[Dataset rows about figures]
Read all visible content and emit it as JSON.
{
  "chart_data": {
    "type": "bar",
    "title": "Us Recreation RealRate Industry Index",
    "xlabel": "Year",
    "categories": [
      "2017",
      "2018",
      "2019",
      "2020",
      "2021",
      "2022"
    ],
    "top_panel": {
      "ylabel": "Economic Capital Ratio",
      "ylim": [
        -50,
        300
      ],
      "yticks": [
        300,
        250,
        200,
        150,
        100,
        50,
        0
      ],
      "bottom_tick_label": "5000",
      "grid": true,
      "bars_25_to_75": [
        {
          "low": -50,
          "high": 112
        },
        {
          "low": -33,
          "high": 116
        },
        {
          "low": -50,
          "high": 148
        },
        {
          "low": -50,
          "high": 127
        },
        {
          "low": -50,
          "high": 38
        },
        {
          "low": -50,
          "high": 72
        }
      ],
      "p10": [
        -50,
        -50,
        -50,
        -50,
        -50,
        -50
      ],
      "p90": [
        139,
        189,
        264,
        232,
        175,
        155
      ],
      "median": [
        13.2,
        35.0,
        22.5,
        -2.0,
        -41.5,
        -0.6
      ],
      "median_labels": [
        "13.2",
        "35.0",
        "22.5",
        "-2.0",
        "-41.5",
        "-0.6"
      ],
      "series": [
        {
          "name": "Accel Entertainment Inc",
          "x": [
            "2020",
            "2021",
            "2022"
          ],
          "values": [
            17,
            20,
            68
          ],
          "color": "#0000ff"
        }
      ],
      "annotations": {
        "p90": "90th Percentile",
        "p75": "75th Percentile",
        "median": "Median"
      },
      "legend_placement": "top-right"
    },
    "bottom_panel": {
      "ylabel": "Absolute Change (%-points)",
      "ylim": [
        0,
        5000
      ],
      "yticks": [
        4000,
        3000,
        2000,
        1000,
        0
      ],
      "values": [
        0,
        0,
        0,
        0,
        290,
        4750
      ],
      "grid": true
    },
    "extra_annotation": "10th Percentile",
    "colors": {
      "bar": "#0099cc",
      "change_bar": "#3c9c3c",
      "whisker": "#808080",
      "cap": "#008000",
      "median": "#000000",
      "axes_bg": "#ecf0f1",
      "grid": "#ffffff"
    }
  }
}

* **Task to carry out**
Repeat the data precisely, line by line.

* **Correct response**
Read all visible content and emit it as JSON.
{
  "chart_data": {
    "type": "bar",
    "title": "Us Recreation RealRate Industry Index",
    "xlabel": "Year",
    "categories": [
      "2017",
      "2018",
      "2019",
      "2020",
      "2021",
      "2022"
    ],
    "top_panel": {
      "ylabel": "Economic Capital Ratio",
      "ylim": [
        -50,
        300
      ],
      "yticks": [
        300,
        250,
        200,
        150,
        100,
        50,
        0
      ],
      "bottom_tick_label": "5000",
      "grid": true,
      "bars_25_to_75": [
        {
          "low": -50,
          "high": 112
        },
        {
          "low": -33,
          "high": 116
        },
        {
          "low": -50,
          "high": 148
        },
        {
          "low": -50,
          "high": 127
        },
        {
          "low": -50,
          "high": 38
        },
        {
          "low": -50,
          "high": 72
        }
      ],
      "p10": [
        -50,
        -50,
        -50,
        -50,
        -50,
        -50
      ],
      "p90": [
        139,
        189,
        264,
        232,
        175,
        155
      ],
      "median": [
        13.2,
        35.0,
        22.5,
        -2.0,
        -41.5,
        -0.6
      ],
      "median_labels": [
        "13.2",
        "35.0",
        "22.5",
        "-2.0",
        "-41.5",
        "-0.6"
      ],
      "series": [
        {
          "name": "Accel Entertainment Inc",
          "x": [
            "2020",
            "2021",
            "2022"
          ],
          "values": [
            17,
            20,
            68
          ],
          "color": "#0000ff"
        }
      ],
      "annotations": {
        "p90": "90th Percentile",
        "p75": "75th Percentile",
        "median": "Median"
      },
      "legend_placement": "top-right"
    },
    "bottom_panel": {
      "ylabel": "Absolute Change (%-points)",
      "ylim": [
        0,
        5000
      ],
      "yticks": [
        4000,
        3000,
        2000,
        1000,
        0
      ],
      "values": [
        0,
        0,
        0,
        0,
        290,
        4750
      ],
      "grid": true
    },
    "extra_annotation": "10th Percentile",
    "colors": {
      "bar": "#0099cc",
      "change_bar": "#3c9c3c",
      "whisker": "#808080",
      "cap": "#008000",
      "median": "#000000",
      "axes_bg": "#ecf0f1",
      "grid": "#ffffff"
    }
  }
}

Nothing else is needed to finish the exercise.